From the entries below, work out the number of lines that hold the word "JSON", and give that number alone.

-- START OF The data --

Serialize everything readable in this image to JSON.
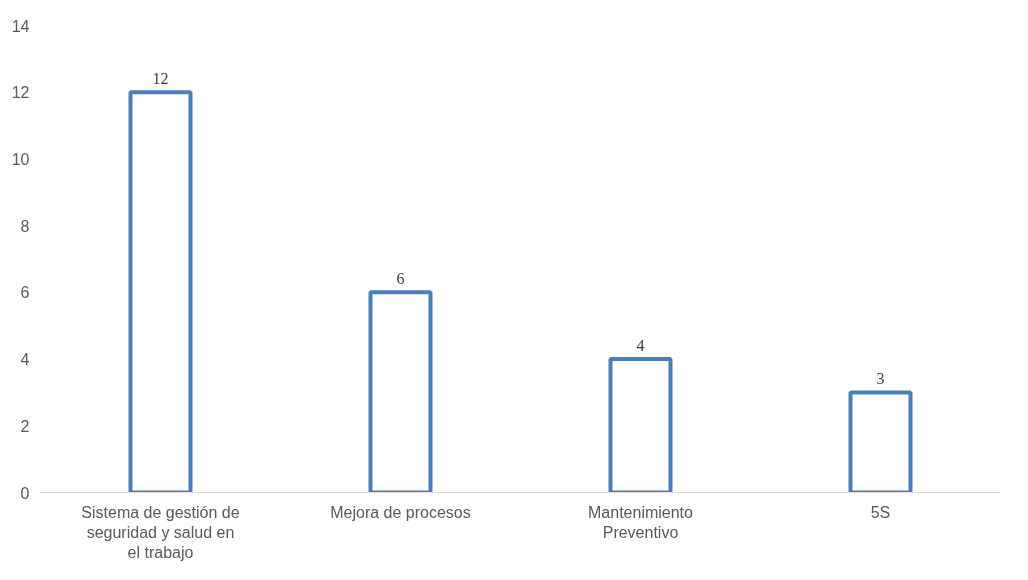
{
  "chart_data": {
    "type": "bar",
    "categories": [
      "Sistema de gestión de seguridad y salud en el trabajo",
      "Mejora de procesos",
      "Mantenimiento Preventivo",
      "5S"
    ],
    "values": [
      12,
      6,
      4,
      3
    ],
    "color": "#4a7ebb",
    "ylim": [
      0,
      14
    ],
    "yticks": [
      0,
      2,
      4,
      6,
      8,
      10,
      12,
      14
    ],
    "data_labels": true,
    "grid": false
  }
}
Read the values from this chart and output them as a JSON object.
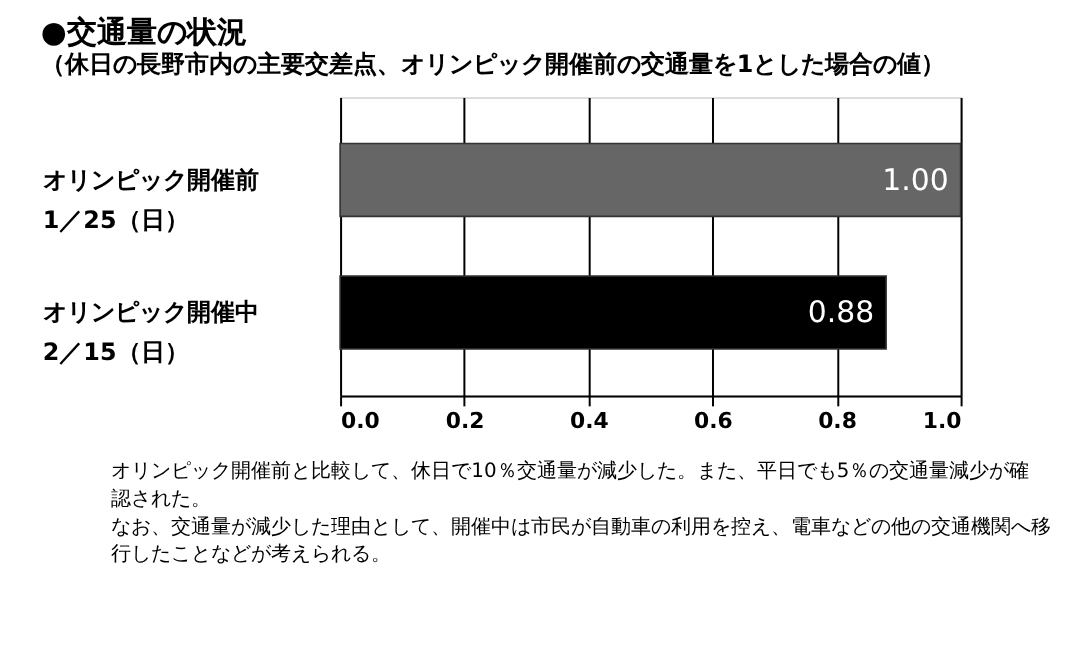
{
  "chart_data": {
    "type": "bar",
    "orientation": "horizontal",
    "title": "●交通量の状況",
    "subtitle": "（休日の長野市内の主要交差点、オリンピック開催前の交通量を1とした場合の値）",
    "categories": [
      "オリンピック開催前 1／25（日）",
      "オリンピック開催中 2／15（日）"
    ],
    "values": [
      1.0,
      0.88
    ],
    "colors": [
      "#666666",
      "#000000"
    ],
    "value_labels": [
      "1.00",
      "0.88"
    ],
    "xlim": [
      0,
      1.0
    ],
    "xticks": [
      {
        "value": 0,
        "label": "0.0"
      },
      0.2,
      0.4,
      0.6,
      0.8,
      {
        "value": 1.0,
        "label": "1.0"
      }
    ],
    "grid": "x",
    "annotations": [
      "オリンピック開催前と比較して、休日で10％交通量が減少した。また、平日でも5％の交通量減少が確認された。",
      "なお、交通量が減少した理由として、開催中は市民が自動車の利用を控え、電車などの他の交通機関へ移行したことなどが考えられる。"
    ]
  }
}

-- END OF The data --

## Exercise solution
2